* What is expected: Return the whole listing, keeping every character the same.

* Dataset rows:
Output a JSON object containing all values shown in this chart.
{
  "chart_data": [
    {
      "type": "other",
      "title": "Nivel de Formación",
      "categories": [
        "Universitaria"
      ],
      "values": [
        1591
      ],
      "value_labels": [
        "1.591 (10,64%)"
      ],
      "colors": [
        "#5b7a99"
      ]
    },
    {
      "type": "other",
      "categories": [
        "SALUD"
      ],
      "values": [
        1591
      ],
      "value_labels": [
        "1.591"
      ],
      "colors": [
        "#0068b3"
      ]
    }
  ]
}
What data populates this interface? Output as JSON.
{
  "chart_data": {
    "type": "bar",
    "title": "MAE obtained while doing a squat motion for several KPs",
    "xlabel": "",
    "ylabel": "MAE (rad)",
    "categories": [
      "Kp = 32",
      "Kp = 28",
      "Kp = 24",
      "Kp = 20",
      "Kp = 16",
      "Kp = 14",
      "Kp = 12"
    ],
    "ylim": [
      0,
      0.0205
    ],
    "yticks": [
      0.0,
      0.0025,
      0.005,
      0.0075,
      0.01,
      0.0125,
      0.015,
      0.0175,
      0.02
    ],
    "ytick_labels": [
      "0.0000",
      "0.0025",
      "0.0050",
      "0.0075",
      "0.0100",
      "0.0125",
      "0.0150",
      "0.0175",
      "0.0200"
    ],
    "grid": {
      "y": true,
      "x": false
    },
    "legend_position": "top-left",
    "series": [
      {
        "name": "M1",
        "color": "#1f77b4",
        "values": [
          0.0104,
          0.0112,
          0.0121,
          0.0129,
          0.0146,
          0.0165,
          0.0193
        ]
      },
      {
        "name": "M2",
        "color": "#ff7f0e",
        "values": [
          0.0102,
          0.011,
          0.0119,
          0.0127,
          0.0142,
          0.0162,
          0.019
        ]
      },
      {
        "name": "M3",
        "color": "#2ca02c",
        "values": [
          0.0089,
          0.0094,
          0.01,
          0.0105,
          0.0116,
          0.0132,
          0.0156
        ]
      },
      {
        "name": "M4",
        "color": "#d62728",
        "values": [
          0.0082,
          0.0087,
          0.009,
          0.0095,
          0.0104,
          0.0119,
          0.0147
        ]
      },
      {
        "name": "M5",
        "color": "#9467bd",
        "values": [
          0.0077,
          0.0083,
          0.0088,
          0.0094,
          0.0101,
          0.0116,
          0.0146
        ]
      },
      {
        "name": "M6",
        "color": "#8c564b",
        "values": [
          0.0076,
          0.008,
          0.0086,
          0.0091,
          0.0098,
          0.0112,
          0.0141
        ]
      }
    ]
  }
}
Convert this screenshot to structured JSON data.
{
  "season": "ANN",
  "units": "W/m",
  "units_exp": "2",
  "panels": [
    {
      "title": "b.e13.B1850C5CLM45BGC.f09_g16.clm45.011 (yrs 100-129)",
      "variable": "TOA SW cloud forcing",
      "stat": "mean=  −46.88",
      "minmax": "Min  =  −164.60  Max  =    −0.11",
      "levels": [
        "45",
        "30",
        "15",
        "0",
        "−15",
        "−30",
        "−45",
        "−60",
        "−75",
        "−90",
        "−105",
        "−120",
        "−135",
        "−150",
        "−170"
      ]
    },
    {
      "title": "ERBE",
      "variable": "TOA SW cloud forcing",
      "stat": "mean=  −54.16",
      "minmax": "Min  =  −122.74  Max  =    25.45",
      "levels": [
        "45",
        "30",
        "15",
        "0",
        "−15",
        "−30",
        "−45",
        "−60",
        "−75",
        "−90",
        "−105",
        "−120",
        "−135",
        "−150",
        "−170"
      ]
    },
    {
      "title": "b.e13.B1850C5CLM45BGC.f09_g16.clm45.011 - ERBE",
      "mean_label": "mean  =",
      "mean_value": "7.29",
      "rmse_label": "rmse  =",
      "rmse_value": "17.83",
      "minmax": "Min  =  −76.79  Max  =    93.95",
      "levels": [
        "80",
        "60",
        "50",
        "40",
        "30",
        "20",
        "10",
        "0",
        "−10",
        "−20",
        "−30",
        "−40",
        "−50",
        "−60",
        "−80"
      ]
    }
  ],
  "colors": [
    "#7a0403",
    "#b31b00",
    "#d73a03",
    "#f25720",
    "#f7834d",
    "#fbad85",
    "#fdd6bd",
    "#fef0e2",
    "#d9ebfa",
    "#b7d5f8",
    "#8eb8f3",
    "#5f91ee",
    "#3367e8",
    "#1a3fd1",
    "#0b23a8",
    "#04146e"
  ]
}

* Solution to this problem:
Output a JSON object containing all values shown in this chart.
{
  "chart_data": [
    {
      "type": "other",
      "title": "Nivel de Formación",
      "categories": [
        "Universitaria"
      ],
      "values": [
        1591
      ],
      "value_labels": [
        "1.591 (10,64%)"
      ],
      "colors": [
        "#5b7a99"
      ]
    },
    {
      "type": "other",
      "categories": [
        "SALUD"
      ],
      "values": [
        1591
      ],
      "value_labels": [
        "1.591"
      ],
      "colors": [
        "#0068b3"
      ]
    }
  ]
}
What data populates this interface? Output as JSON.
{
  "chart_data": {
    "type": "bar",
    "title": "MAE obtained while doing a squat motion for several KPs",
    "xlabel": "",
    "ylabel": "MAE (rad)",
    "categories": [
      "Kp = 32",
      "Kp = 28",
      "Kp = 24",
      "Kp = 20",
      "Kp = 16",
      "Kp = 14",
      "Kp = 12"
    ],
    "ylim": [
      0,
      0.0205
    ],
    "yticks": [
      0.0,
      0.0025,
      0.005,
      0.0075,
      0.01,
      0.0125,
      0.015,
      0.0175,
      0.02
    ],
    "ytick_labels": [
      "0.0000",
      "0.0025",
      "0.0050",
      "0.0075",
      "0.0100",
      "0.0125",
      "0.0150",
      "0.0175",
      "0.0200"
    ],
    "grid": {
      "y": true,
      "x": false
    },
    "legend_position": "top-left",
    "series": [
      {
        "name": "M1",
        "color": "#1f77b4",
        "values": [
          0.0104,
          0.0112,
          0.0121,
          0.0129,
          0.0146,
          0.0165,
          0.0193
        ]
      },
      {
        "name": "M2",
        "color": "#ff7f0e",
        "values": [
          0.0102,
          0.011,
          0.0119,
          0.0127,
          0.0142,
          0.0162,
          0.019
        ]
      },
      {
        "name": "M3",
        "color": "#2ca02c",
        "values": [
          0.0089,
          0.0094,
          0.01,
          0.0105,
          0.0116,
          0.0132,
          0.0156
        ]
      },
      {
        "name": "M4",
        "color": "#d62728",
        "values": [
          0.0082,
          0.0087,
          0.009,
          0.0095,
          0.0104,
          0.0119,
          0.0147
        ]
      },
      {
        "name": "M5",
        "color": "#9467bd",
        "values": [
          0.0077,
          0.0083,
          0.0088,
          0.0094,
          0.0101,
          0.0116,
          0.0146
        ]
      },
      {
        "name": "M6",
        "color": "#8c564b",
        "values": [
          0.0076,
          0.008,
          0.0086,
          0.0091,
          0.0098,
          0.0112,
          0.0141
        ]
      }
    ]
  }
}
Convert this screenshot to structured JSON data.
{
  "season": "ANN",
  "units": "W/m",
  "units_exp": "2",
  "panels": [
    {
      "title": "b.e13.B1850C5CLM45BGC.f09_g16.clm45.011 (yrs 100-129)",
      "variable": "TOA SW cloud forcing",
      "stat": "mean=  −46.88",
      "minmax": "Min  =  −164.60  Max  =    −0.11",
      "levels": [
        "45",
        "30",
        "15",
        "0",
        "−15",
        "−30",
        "−45",
        "−60",
        "−75",
        "−90",
        "−105",
        "−120",
        "−135",
        "−150",
        "−170"
      ]
    },
    {
      "title": "ERBE",
      "variable": "TOA SW cloud forcing",
      "stat": "mean=  −54.16",
      "minmax": "Min  =  −122.74  Max  =    25.45",
      "levels": [
        "45",
        "30",
        "15",
        "0",
        "−15",
        "−30",
        "−45",
        "−60",
        "−75",
        "−90",
        "−105",
        "−120",
        "−135",
        "−150",
        "−170"
      ]
    },
    {
      "title": "b.e13.B1850C5CLM45BGC.f09_g16.clm45.011 - ERBE",
      "mean_label": "mean  =",
      "mean_value": "7.29",
      "rmse_label": "rmse  =",
      "rmse_value": "17.83",
      "minmax": "Min  =  −76.79  Max  =    93.95",
      "levels": [
        "80",
        "60",
        "50",
        "40",
        "30",
        "20",
        "10",
        "0",
        "−10",
        "−20",
        "−30",
        "−40",
        "−50",
        "−60",
        "−80"
      ]
    }
  ],
  "colors": [
    "#7a0403",
    "#b31b00",
    "#d73a03",
    "#f25720",
    "#f7834d",
    "#fbad85",
    "#fdd6bd",
    "#fef0e2",
    "#d9ebfa",
    "#b7d5f8",
    "#8eb8f3",
    "#5f91ee",
    "#3367e8",
    "#1a3fd1",
    "#0b23a8",
    "#04146e"
  ]
}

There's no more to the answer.